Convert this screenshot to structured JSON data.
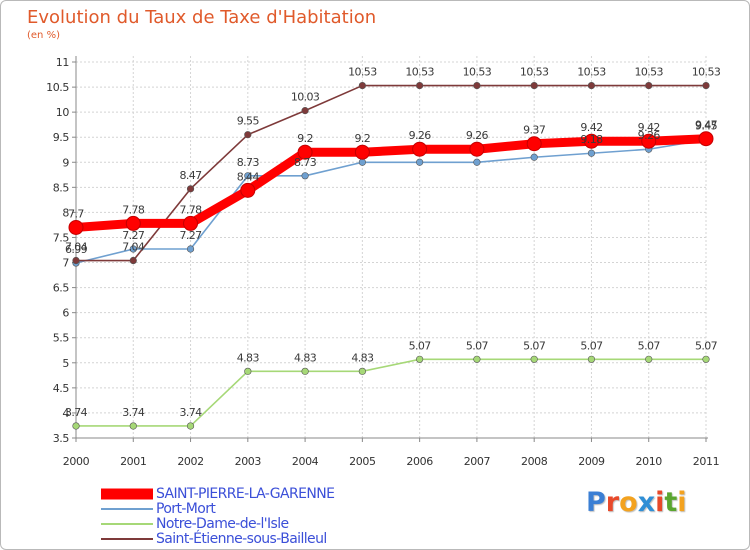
{
  "title": "Evolution du Taux de Taxe d'Habitation",
  "subtitle": "(en %)",
  "logo": {
    "text": "Proxiti",
    "letter_colors": [
      "#3b7fd4",
      "#e8492a",
      "#f3a21f",
      "#2f8fd6",
      "#e8492a",
      "#5aa62f",
      "#f3a21f"
    ]
  },
  "chart_data": {
    "type": "line",
    "title": "Evolution du Taux de Taxe d'Habitation",
    "ylabel": "(en %)",
    "xlabel": "",
    "x": [
      "2000",
      "2001",
      "2002",
      "2003",
      "2004",
      "2005",
      "2006",
      "2007",
      "2008",
      "2009",
      "2010",
      "2011"
    ],
    "ylim": [
      3.5,
      11
    ],
    "yticks": [
      "3.5",
      "4",
      "4.5",
      "5",
      "5.5",
      "6",
      "6.5",
      "7",
      "7.5",
      "8",
      "8.5",
      "9",
      "9.5",
      "10",
      "10.5",
      "11"
    ],
    "grid": true,
    "legend_position": "bottom-left",
    "series": [
      {
        "name": "SAINT-PIERRE-LA-GARENNE",
        "color": "#ff0000",
        "emphasis": true,
        "values": [
          7.7,
          7.78,
          7.78,
          8.44,
          9.2,
          9.2,
          9.26,
          9.26,
          9.37,
          9.42,
          9.42,
          9.47
        ],
        "labels": [
          "7.7",
          "7.78",
          "7.78",
          "8.44",
          "9.2",
          "9.2",
          "9.26",
          "9.26",
          "9.37",
          "9.42",
          "9.42",
          "9.47"
        ]
      },
      {
        "name": "Port-Mort",
        "color": "#6fa0d0",
        "emphasis": false,
        "values": [
          6.99,
          7.27,
          7.27,
          8.73,
          8.73,
          9.0,
          9.0,
          9.0,
          9.1,
          9.18,
          9.26,
          9.45
        ],
        "labels": [
          "6.99",
          "7.27",
          "7.27",
          "8.73",
          "8.73",
          "",
          "",
          "",
          "",
          "9.18",
          "9.26",
          "9.45"
        ]
      },
      {
        "name": "Notre-Dame-de-l'Isle",
        "color": "#a6d877",
        "emphasis": false,
        "values": [
          3.74,
          3.74,
          3.74,
          4.83,
          4.83,
          4.83,
          5.07,
          5.07,
          5.07,
          5.07,
          5.07,
          5.07
        ],
        "labels": [
          "3.74",
          "3.74",
          "3.74",
          "4.83",
          "4.83",
          "4.83",
          "5.07",
          "5.07",
          "5.07",
          "5.07",
          "5.07",
          "5.07"
        ]
      },
      {
        "name": "Saint-Étienne-sous-Bailleul",
        "color": "#7e3a3a",
        "emphasis": false,
        "values": [
          7.04,
          7.04,
          8.47,
          9.55,
          10.03,
          10.53,
          10.53,
          10.53,
          10.53,
          10.53,
          10.53,
          10.53
        ],
        "labels": [
          "7.04",
          "7.04",
          "8.47",
          "9.55",
          "10.03",
          "10.53",
          "10.53",
          "10.53",
          "10.53",
          "10.53",
          "10.53",
          "10.53"
        ]
      }
    ]
  }
}
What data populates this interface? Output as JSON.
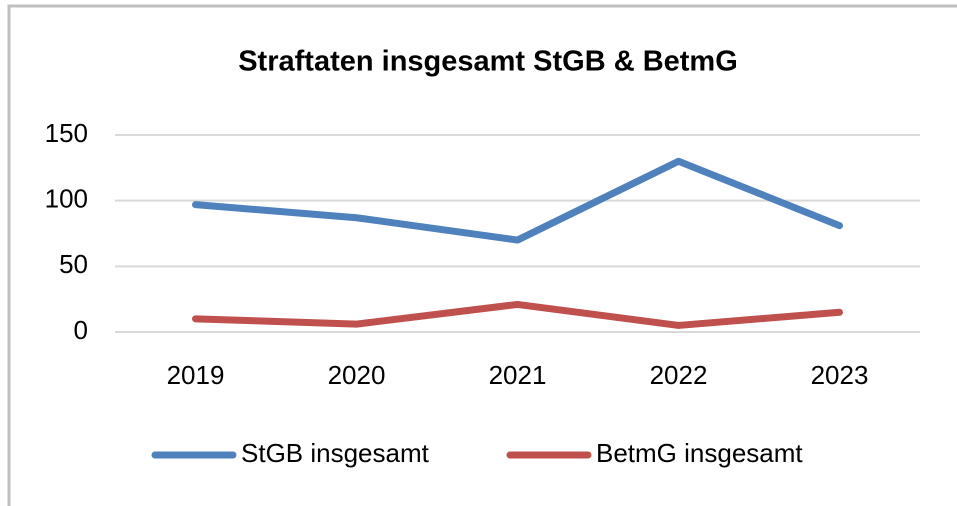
{
  "chart_data": {
    "type": "line",
    "title": "Straftaten insgesamt StGB & BetmG",
    "categories": [
      "2019",
      "2020",
      "2021",
      "2022",
      "2023"
    ],
    "series": [
      {
        "name": "StGB insgesamt",
        "color": "#4f81bd",
        "values": [
          97,
          87,
          70,
          130,
          81
        ]
      },
      {
        "name": "BetmG insgesamt",
        "color": "#c0504d",
        "values": [
          10,
          6,
          21,
          5,
          15
        ]
      }
    ],
    "ylim": [
      0,
      150
    ],
    "yticks": [
      0,
      50,
      100,
      150
    ],
    "grid": true,
    "legend": "bottom"
  }
}
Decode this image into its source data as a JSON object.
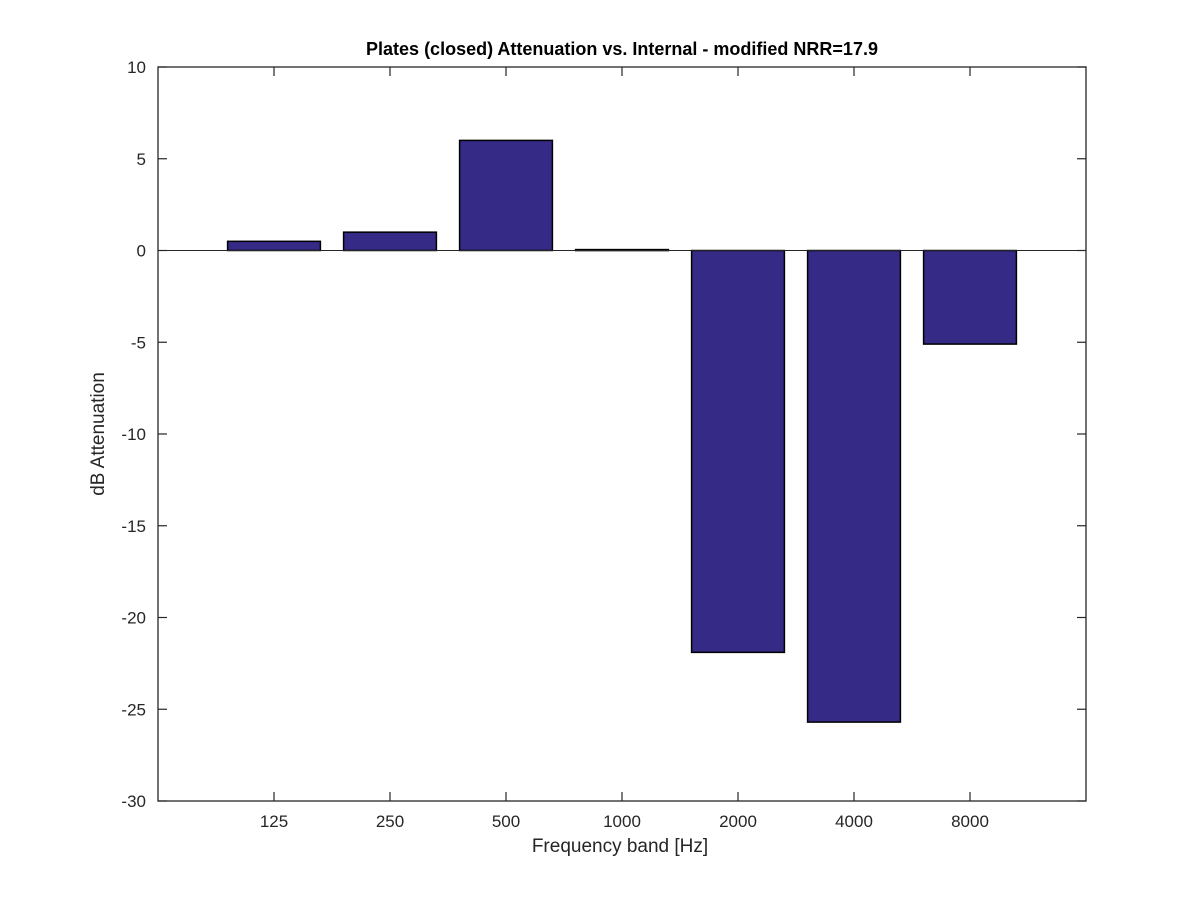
{
  "chart_data": {
    "type": "bar",
    "title": "Plates (closed) Attenuation vs. Internal - modified NRR=17.9",
    "xlabel": "Frequency band [Hz]",
    "ylabel": "dB Attenuation",
    "categories": [
      "125",
      "250",
      "500",
      "1000",
      "2000",
      "4000",
      "8000"
    ],
    "values": [
      0.5,
      1.0,
      6.0,
      0.05,
      -21.9,
      -25.7,
      -5.1
    ],
    "ylim": [
      -30,
      10
    ],
    "yticks": [
      -30,
      -25,
      -20,
      -15,
      -10,
      -5,
      0,
      5,
      10
    ],
    "ytick_labels": [
      "-30",
      "-25",
      "-20",
      "-15",
      "-10",
      "-5",
      "0",
      "5",
      "10"
    ],
    "grid": false,
    "legend": "none",
    "colors": {
      "bar_fill": "#352a86",
      "bar_edge": "#000000",
      "axis": "#262626",
      "baseline": "#262626"
    }
  }
}
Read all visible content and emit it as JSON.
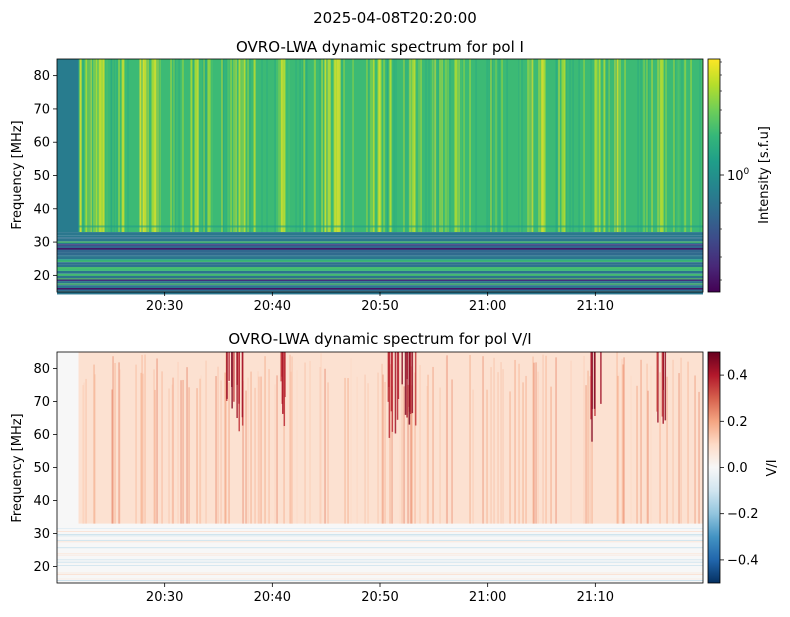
{
  "figure": {
    "suptitle": "2025-04-08T20:20:00"
  },
  "chart_data": [
    {
      "type": "heatmap",
      "title": "OVRO-LWA dynamic spectrum for pol I",
      "xlabel": "",
      "ylabel": "Frequency [MHz]",
      "x_range": [
        "20:20",
        "21:20"
      ],
      "xticks": [
        "20:30",
        "20:40",
        "20:50",
        "21:00",
        "21:10"
      ],
      "ylim": [
        15,
        85
      ],
      "yticks": [
        20,
        30,
        40,
        50,
        60,
        70,
        80
      ],
      "colormap": "viridis",
      "colorbar": {
        "label": "Intensity [s.f.u]",
        "scale": "log",
        "ticks": [
          "10^0"
        ],
        "tick_values": [
          1
        ]
      },
      "features": {
        "data_start_time": "20:22",
        "band_split_mhz": 33,
        "bright_bursts_times": [
          "20:22",
          "20:23",
          "20:24",
          "20:26",
          "20:28",
          "20:29",
          "20:33",
          "20:34",
          "20:36",
          "20:37",
          "20:41",
          "20:45",
          "20:46",
          "20:50",
          "20:51",
          "20:53",
          "20:55",
          "20:57",
          "21:04",
          "21:05",
          "21:07",
          "21:10",
          "21:12",
          "21:16"
        ]
      }
    },
    {
      "type": "heatmap",
      "title": "OVRO-LWA dynamic spectrum for pol V/I",
      "xlabel": "",
      "ylabel": "Frequency [MHz]",
      "x_range": [
        "20:20",
        "21:20"
      ],
      "xticks": [
        "20:30",
        "20:40",
        "20:50",
        "21:00",
        "21:10"
      ],
      "ylim": [
        15,
        85
      ],
      "yticks": [
        20,
        30,
        40,
        50,
        60,
        70,
        80
      ],
      "colormap": "RdBu_r",
      "colorbar": {
        "label": "V/I",
        "scale": "linear",
        "ticks": [
          "0.4",
          "0.2",
          "0.0",
          "−0.2",
          "−0.4"
        ],
        "tick_values": [
          0.4,
          0.2,
          0.0,
          -0.2,
          -0.4
        ],
        "range": [
          -0.5,
          0.5
        ]
      },
      "features": {
        "data_start_time": "20:22",
        "band_split_mhz": 33,
        "strong_positive_times": [
          "20:36",
          "20:37",
          "20:41",
          "20:51",
          "20:52",
          "20:53",
          "21:10",
          "21:16"
        ]
      }
    }
  ],
  "colors": {
    "viridis": [
      "#440154",
      "#482878",
      "#3e4989",
      "#31688e",
      "#26828e",
      "#1f9e89",
      "#35b779",
      "#6ece58",
      "#b5de2b",
      "#fde725"
    ],
    "rdbu_r": [
      "#053061",
      "#2166ac",
      "#4393c3",
      "#92c5de",
      "#d1e5f0",
      "#f7f7f7",
      "#fddbc7",
      "#f4a582",
      "#d6604d",
      "#b2182b",
      "#67001f"
    ]
  }
}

#### Task description:
Quote each line of the listing exactly, but leave the pictures out.

#### Exercise response:
Convert this screenshot to structured JSON data.
{
  "title": "Evolution du Taux de Taxe d'Habitation",
  "subtitle": "(en %)",
  "logo": {
    "text": "Proxiti",
    "letter_colors": [
      "#3b7fd4",
      "#e8492a",
      "#f3a21f",
      "#2f8fd6",
      "#e8492a",
      "#5aa62f",
      "#f3a21f"
    ]
  },
  "chart_data": {
    "type": "line",
    "title": "Evolution du Taux de Taxe d'Habitation",
    "ylabel": "(en %)",
    "xlabel": "",
    "x": [
      "2000",
      "2001",
      "2002",
      "2003",
      "2004",
      "2005",
      "2006",
      "2007",
      "2008",
      "2009",
      "2010",
      "2011"
    ],
    "ylim": [
      3.5,
      11
    ],
    "yticks": [
      "3.5",
      "4",
      "4.5",
      "5",
      "5.5",
      "6",
      "6.5",
      "7",
      "7.5",
      "8",
      "8.5",
      "9",
      "9.5",
      "10",
      "10.5",
      "11"
    ],
    "grid": true,
    "legend_position": "bottom-left",
    "series": [
      {
        "name": "SAINT-PIERRE-LA-GARENNE",
        "color": "#ff0000",
        "emphasis": true,
        "values": [
          7.7,
          7.78,
          7.78,
          8.44,
          9.2,
          9.2,
          9.26,
          9.26,
          9.37,
          9.42,
          9.42,
          9.47
        ],
        "labels": [
          "7.7",
          "7.78",
          "7.78",
          "8.44",
          "9.2",
          "9.2",
          "9.26",
          "9.26",
          "9.37",
          "9.42",
          "9.42",
          "9.47"
        ]
      },
      {
        "name": "Port-Mort",
        "color": "#6fa0d0",
        "emphasis": false,
        "values": [
          6.99,
          7.27,
          7.27,
          8.73,
          8.73,
          9.0,
          9.0,
          9.0,
          9.1,
          9.18,
          9.26,
          9.45
        ],
        "labels": [
          "6.99",
          "7.27",
          "7.27",
          "8.73",
          "8.73",
          "",
          "",
          "",
          "",
          "9.18",
          "9.26",
          "9.45"
        ]
      },
      {
        "name": "Notre-Dame-de-l'Isle",
        "color": "#a6d877",
        "emphasis": false,
        "values": [
          3.74,
          3.74,
          3.74,
          4.83,
          4.83,
          4.83,
          5.07,
          5.07,
          5.07,
          5.07,
          5.07,
          5.07
        ],
        "labels": [
          "3.74",
          "3.74",
          "3.74",
          "4.83",
          "4.83",
          "4.83",
          "5.07",
          "5.07",
          "5.07",
          "5.07",
          "5.07",
          "5.07"
        ]
      },
      {
        "name": "Saint-Étienne-sous-Bailleul",
        "color": "#7e3a3a",
        "emphasis": false,
        "values": [
          7.04,
          7.04,
          8.47,
          9.55,
          10.03,
          10.53,
          10.53,
          10.53,
          10.53,
          10.53,
          10.53,
          10.53
        ],
        "labels": [
          "7.04",
          "7.04",
          "8.47",
          "9.55",
          "10.03",
          "10.53",
          "10.53",
          "10.53",
          "10.53",
          "10.53",
          "10.53",
          "10.53"
        ]
      }
    ]
  }
}
What data populates this interface? Output as JSON.
{
  "chart_data": {
    "type": "line",
    "title": "Straftaten insgesamt StGB & BetmG",
    "categories": [
      "2019",
      "2020",
      "2021",
      "2022",
      "2023"
    ],
    "series": [
      {
        "name": "StGB insgesamt",
        "color": "#4f81bd",
        "values": [
          97,
          87,
          70,
          130,
          81
        ]
      },
      {
        "name": "BetmG insgesamt",
        "color": "#c0504d",
        "values": [
          10,
          6,
          21,
          5,
          15
        ]
      }
    ],
    "ylim": [
      0,
      150
    ],
    "yticks": [
      0,
      50,
      100,
      150
    ],
    "grid": true,
    "legend": "bottom"
  }
}
Decode this image into its source data as a JSON object.
{
  "chart_data": {
    "type": "bar",
    "title": "Plates (closed) Attenuation vs. Internal - modified NRR=17.9",
    "xlabel": "Frequency band [Hz]",
    "ylabel": "dB Attenuation",
    "categories": [
      "125",
      "250",
      "500",
      "1000",
      "2000",
      "4000",
      "8000"
    ],
    "values": [
      0.5,
      1.0,
      6.0,
      0.05,
      -21.9,
      -25.7,
      -5.1
    ],
    "ylim": [
      -30,
      10
    ],
    "yticks": [
      -30,
      -25,
      -20,
      -15,
      -10,
      -5,
      0,
      5,
      10
    ],
    "ytick_labels": [
      "-30",
      "-25",
      "-20",
      "-15",
      "-10",
      "-5",
      "0",
      "5",
      "10"
    ],
    "grid": false,
    "legend": "none",
    "colors": {
      "bar_fill": "#352a86",
      "bar_edge": "#000000",
      "axis": "#262626",
      "baseline": "#262626"
    }
  }
}
Read all visible content and emit it as JSON.
{
  "figure": {
    "suptitle": "2025-04-08T20:20:00"
  },
  "chart_data": [
    {
      "type": "heatmap",
      "title": "OVRO-LWA dynamic spectrum for pol I",
      "xlabel": "",
      "ylabel": "Frequency [MHz]",
      "x_range": [
        "20:20",
        "21:20"
      ],
      "xticks": [
        "20:30",
        "20:40",
        "20:50",
        "21:00",
        "21:10"
      ],
      "ylim": [
        15,
        85
      ],
      "yticks": [
        20,
        30,
        40,
        50,
        60,
        70,
        80
      ],
      "colormap": "viridis",
      "colorbar": {
        "label": "Intensity [s.f.u]",
        "scale": "log",
        "ticks": [
          "10^0"
        ],
        "tick_values": [
          1
        ]
      },
      "features": {
        "data_start_time": "20:22",
        "band_split_mhz": 33,
        "bright_bursts_times": [
          "20:22",
          "20:23",
          "20:24",
          "20:26",
          "20:28",
          "20:29",
          "20:33",
          "20:34",
          "20:36",
          "20:37",
          "20:41",
          "20:45",
          "20:46",
          "20:50",
          "20:51",
          "20:53",
          "20:55",
          "20:57",
          "21:04",
          "21:05",
          "21:07",
          "21:10",
          "21:12",
          "21:16"
        ]
      }
    },
    {
      "type": "heatmap",
      "title": "OVRO-LWA dynamic spectrum for pol V/I",
      "xlabel": "",
      "ylabel": "Frequency [MHz]",
      "x_range": [
        "20:20",
        "21:20"
      ],
      "xticks": [
        "20:30",
        "20:40",
        "20:50",
        "21:00",
        "21:10"
      ],
      "ylim": [
        15,
        85
      ],
      "yticks": [
        20,
        30,
        40,
        50,
        60,
        70,
        80
      ],
      "colormap": "RdBu_r",
      "colorbar": {
        "label": "V/I",
        "scale": "linear",
        "ticks": [
          "0.4",
          "0.2",
          "0.0",
          "−0.2",
          "−0.4"
        ],
        "tick_values": [
          0.4,
          0.2,
          0.0,
          -0.2,
          -0.4
        ],
        "range": [
          -0.5,
          0.5
        ]
      },
      "features": {
        "data_start_time": "20:22",
        "band_split_mhz": 33,
        "strong_positive_times": [
          "20:36",
          "20:37",
          "20:41",
          "20:51",
          "20:52",
          "20:53",
          "21:10",
          "21:16"
        ]
      }
    }
  ],
  "colors": {
    "viridis": [
      "#440154",
      "#482878",
      "#3e4989",
      "#31688e",
      "#26828e",
      "#1f9e89",
      "#35b779",
      "#6ece58",
      "#b5de2b",
      "#fde725"
    ],
    "rdbu_r": [
      "#053061",
      "#2166ac",
      "#4393c3",
      "#92c5de",
      "#d1e5f0",
      "#f7f7f7",
      "#fddbc7",
      "#f4a582",
      "#d6604d",
      "#b2182b",
      "#67001f"
    ]
  }
}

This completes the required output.